(Extracted records)
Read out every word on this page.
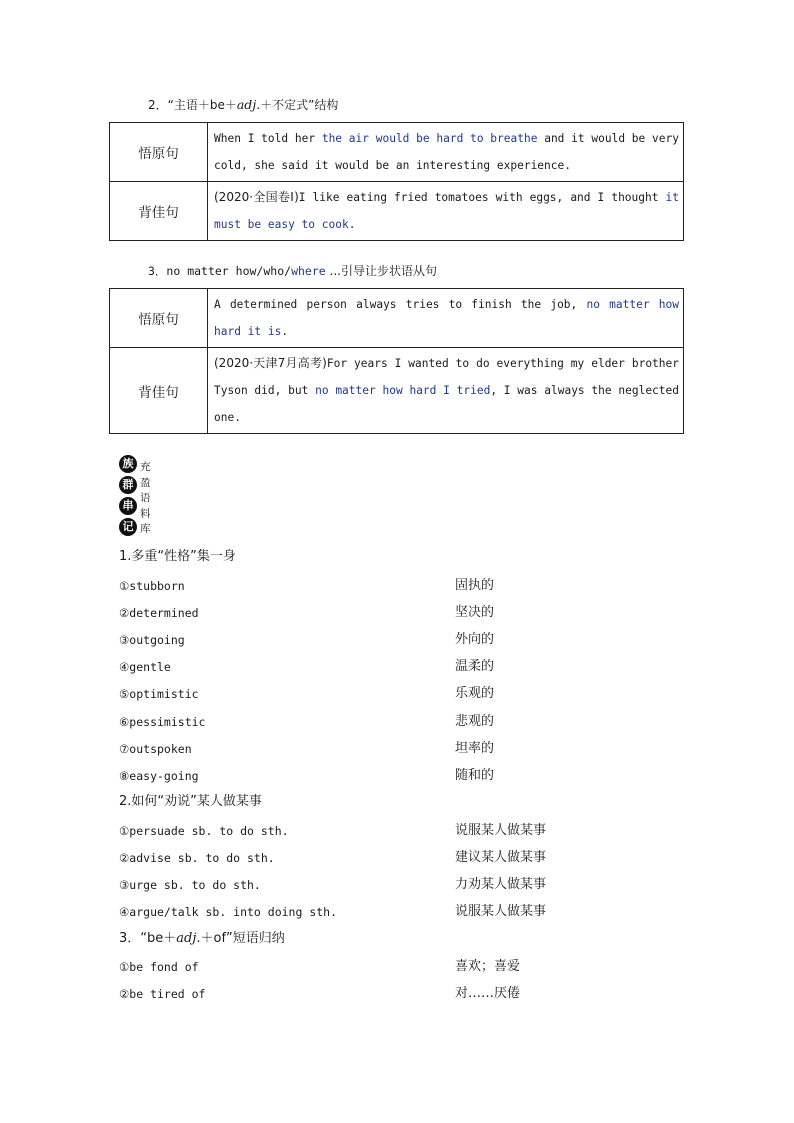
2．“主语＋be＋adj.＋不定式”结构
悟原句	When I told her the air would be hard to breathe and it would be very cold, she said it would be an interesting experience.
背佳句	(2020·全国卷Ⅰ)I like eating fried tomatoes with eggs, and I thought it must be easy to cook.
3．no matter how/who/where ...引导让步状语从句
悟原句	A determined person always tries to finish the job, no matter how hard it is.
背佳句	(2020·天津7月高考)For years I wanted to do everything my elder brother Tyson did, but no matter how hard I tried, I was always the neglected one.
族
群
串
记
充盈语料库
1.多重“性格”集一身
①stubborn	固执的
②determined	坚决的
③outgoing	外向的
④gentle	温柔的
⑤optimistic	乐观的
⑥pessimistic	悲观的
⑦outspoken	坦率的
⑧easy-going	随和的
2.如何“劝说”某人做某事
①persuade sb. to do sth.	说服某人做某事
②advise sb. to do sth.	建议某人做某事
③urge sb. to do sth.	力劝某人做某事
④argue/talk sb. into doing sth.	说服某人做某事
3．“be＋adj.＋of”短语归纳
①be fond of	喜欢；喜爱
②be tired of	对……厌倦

**Short problem:**
Print all entries exactly. The images do not belong in the copy.

**Reply:**
Read out every word on this page.
2．“主语＋be＋adj.＋不定式”结构
悟原句	When I told her the air would be hard to breathe and it would be very cold, she said it would be an interesting experience.
背佳句	(2020·全国卷Ⅰ)I like eating fried tomatoes with eggs, and I thought it must be easy to cook.
3．no matter how/who/where ...引导让步状语从句
悟原句	A determined person always tries to finish the job, no matter how hard it is.
背佳句	(2020·天津7月高考)For years I wanted to do everything my elder brother Tyson did, but no matter how hard I tried, I was always the neglected one.
族
群
串
记
充盈语料库
1.多重“性格”集一身
①stubborn	固执的
②determined	坚决的
③outgoing	外向的
④gentle	温柔的
⑤optimistic	乐观的
⑥pessimistic	悲观的
⑦outspoken	坦率的
⑧easy-going	随和的
2.如何“劝说”某人做某事
①persuade sb. to do sth.	说服某人做某事
②advise sb. to do sth.	建议某人做某事
③urge sb. to do sth.	力劝某人做某事
④argue/talk sb. into doing sth.	说服某人做某事
3．“be＋adj.＋of”短语归纳
①be fond of	喜欢；喜爱
②be tired of	对……厌倦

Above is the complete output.